• _To be done_:
Each line below either holds the string "SRMTID" or doesn't. Count those that do and give only the number.

• _Provided records_:
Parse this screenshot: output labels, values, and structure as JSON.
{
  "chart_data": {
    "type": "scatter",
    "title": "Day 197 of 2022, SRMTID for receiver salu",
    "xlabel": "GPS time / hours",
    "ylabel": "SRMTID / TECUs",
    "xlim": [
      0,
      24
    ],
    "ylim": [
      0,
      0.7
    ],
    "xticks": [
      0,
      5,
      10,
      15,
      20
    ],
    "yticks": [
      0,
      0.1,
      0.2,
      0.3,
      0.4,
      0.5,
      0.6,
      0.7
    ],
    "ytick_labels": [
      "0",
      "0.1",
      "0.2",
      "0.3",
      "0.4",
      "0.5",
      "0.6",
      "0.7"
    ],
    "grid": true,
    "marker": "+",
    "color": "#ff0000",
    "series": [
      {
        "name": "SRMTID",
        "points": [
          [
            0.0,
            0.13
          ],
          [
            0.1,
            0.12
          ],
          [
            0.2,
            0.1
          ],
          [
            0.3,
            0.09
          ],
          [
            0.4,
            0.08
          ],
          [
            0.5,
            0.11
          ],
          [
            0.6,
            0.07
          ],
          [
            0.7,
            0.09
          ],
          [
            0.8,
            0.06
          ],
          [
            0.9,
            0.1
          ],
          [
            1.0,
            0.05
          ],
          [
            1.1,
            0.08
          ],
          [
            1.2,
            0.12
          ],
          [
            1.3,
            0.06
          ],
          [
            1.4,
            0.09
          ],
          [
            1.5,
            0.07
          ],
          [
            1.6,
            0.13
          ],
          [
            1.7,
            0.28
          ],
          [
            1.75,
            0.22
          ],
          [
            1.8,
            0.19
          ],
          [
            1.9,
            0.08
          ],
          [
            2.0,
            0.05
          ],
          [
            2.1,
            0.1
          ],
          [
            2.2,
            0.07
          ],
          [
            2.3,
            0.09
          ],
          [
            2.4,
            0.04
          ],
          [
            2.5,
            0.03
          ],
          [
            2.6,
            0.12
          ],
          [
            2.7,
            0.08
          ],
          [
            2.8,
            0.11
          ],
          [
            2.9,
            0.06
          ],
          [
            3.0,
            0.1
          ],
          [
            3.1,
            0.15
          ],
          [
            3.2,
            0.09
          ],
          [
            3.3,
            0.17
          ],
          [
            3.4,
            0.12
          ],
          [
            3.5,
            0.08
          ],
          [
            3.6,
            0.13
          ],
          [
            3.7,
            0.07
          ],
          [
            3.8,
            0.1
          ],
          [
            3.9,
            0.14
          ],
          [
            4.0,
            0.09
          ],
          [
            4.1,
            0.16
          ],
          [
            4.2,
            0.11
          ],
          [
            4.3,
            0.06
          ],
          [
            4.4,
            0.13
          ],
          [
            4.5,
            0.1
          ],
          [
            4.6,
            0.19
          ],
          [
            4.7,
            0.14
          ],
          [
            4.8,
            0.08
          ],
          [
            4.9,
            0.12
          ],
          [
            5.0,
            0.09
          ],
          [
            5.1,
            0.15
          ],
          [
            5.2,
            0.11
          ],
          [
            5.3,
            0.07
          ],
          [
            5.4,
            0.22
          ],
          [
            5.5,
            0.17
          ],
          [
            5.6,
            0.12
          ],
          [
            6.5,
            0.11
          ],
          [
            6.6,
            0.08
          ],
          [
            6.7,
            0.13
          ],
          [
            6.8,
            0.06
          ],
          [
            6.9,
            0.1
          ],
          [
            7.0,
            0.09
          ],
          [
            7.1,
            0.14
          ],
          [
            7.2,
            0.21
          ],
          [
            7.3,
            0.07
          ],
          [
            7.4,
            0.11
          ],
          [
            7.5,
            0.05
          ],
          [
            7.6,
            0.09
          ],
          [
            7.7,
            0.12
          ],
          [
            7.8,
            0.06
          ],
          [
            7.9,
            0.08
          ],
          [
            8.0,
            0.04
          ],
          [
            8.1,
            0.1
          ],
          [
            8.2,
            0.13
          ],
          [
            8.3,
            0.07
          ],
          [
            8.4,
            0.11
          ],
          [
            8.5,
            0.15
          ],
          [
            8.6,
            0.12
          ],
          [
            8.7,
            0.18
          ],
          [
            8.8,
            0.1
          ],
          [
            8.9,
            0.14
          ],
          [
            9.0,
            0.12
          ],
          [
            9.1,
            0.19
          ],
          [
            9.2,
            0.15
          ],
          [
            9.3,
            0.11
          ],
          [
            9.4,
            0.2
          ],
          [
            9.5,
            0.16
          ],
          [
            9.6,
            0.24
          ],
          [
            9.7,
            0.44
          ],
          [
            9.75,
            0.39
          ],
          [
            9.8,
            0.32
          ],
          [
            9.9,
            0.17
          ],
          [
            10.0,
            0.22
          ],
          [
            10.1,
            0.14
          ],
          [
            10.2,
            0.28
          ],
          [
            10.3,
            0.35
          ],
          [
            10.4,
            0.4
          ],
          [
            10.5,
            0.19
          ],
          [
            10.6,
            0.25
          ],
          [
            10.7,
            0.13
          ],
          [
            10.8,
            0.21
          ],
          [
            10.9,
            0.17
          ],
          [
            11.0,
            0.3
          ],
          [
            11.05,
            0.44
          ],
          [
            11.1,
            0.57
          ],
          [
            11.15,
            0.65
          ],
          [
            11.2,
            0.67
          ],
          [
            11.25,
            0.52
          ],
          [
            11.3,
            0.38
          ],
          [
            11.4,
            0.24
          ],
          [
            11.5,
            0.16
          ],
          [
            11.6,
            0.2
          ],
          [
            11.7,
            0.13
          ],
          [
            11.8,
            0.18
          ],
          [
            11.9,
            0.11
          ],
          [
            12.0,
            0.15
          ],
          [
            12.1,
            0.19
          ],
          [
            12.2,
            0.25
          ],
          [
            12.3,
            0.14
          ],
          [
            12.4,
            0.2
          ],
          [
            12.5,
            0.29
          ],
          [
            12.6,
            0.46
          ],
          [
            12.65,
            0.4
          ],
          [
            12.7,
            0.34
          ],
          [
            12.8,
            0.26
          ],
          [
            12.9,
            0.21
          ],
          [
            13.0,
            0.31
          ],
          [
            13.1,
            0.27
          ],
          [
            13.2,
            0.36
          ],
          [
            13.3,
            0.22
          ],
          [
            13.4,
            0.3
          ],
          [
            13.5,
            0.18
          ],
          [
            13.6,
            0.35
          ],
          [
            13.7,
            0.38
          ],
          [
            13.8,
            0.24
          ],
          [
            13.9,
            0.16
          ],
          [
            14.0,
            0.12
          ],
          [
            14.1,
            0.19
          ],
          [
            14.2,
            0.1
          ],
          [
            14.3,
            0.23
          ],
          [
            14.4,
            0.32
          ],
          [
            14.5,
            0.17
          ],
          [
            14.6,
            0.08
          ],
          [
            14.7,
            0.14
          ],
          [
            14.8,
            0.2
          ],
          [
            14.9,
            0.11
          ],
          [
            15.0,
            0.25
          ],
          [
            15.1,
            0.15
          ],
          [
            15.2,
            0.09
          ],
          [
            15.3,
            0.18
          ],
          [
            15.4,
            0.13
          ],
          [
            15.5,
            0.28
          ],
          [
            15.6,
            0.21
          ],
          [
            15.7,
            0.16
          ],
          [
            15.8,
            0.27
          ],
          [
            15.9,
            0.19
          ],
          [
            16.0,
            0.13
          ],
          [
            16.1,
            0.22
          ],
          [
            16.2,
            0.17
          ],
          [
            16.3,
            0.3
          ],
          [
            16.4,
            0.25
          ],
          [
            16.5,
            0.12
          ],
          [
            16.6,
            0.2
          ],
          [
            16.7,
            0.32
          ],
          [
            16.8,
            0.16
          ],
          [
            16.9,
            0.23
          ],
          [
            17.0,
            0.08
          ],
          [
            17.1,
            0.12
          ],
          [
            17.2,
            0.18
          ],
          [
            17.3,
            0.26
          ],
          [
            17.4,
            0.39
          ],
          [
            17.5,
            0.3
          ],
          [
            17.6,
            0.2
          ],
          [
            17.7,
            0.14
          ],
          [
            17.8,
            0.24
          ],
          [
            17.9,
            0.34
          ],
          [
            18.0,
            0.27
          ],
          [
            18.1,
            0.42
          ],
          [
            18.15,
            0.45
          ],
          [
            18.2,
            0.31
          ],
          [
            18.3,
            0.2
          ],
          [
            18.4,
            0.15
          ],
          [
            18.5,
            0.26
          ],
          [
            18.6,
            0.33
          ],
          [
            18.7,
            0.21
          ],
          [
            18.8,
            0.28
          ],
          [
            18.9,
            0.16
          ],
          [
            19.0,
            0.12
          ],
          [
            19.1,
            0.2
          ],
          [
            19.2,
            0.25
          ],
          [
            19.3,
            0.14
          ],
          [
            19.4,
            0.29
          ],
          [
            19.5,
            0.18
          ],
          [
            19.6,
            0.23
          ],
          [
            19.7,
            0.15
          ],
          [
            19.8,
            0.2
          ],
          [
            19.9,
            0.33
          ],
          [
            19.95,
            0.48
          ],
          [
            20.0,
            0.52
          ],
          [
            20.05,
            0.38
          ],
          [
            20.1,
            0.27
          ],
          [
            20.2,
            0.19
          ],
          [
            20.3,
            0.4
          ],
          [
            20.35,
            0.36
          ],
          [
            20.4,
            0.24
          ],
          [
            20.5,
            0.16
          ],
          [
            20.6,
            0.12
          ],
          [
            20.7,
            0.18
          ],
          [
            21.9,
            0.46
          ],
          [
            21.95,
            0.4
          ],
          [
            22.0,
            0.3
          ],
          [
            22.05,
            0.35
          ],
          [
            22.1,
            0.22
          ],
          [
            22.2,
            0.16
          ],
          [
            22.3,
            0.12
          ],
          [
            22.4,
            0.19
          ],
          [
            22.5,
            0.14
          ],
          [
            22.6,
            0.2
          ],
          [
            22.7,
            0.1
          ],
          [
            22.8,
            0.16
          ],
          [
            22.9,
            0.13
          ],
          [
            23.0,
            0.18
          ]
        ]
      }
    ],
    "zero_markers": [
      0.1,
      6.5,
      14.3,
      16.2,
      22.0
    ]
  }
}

• _Completed task_:
3